■ WRITTEN TASKS ■
1. Using the text on container escape, answer these questions:
(a) On whom does the cleanup fall?
(b) In which three tools are containers said to be widely used?
(c) What does the cgroups mechanism partition and manage?
2. Write out word for word the part of the text on container escape between "The cleanup falls" and "the operator's safety.", inclusive.

■ PAGE ■
:::::
The cleanup falls on the infrastructure team running the platform, the contractor that built it, and management. If customer data leaks, a duty to report to the data-protection authority and notify individuals arises, on top of damages and lost trust. What never shows in the number 7.8 is the weight of "confirmed exploited." Because this is not a theoretical danger but a technique in active use, whether you can quickly check that no old, unpatched servers remain is what decides the operator's safety.
What are cgroups and container escape in the first place
A "container" is the technology of packing an app with its needed parts into a small box and running it, widely used in Docker, Kubernetes, and OpenShift. Its strength is running multiple boxes separated on one server, and it is the foundation of today's cloud. One of the features that makes those boxes work is Linux's cgroups (control groups), the mechanism that partitions and manages how much CPU and memory each container can use.
:::::
■ SOURCE DATA ■
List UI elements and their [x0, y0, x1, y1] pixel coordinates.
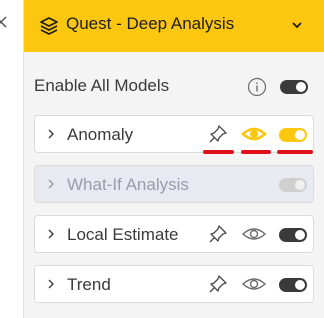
:::::
■ ANSWERS TO THE EXERCISES ■
1.
(a) The infrastructure team running the platform, the contractor that built it, and management.
(b) Docker, Kubernetes, and OpenShift.
(c) How much CPU and memory each container can use.

2.
The cleanup falls on the infrastructure team running the platform, the contractor that built it, and management. If customer data leaks, a duty to report to the data-protection authority and notify individuals arises, on top of damages and lost trust. What never shows in the number 7.8 is the weight of "confirmed exploited." Because this is not a theoretical danger but a technique in active use, whether you can quickly check that no old, unpatched servers remain is what decides the operator's safety.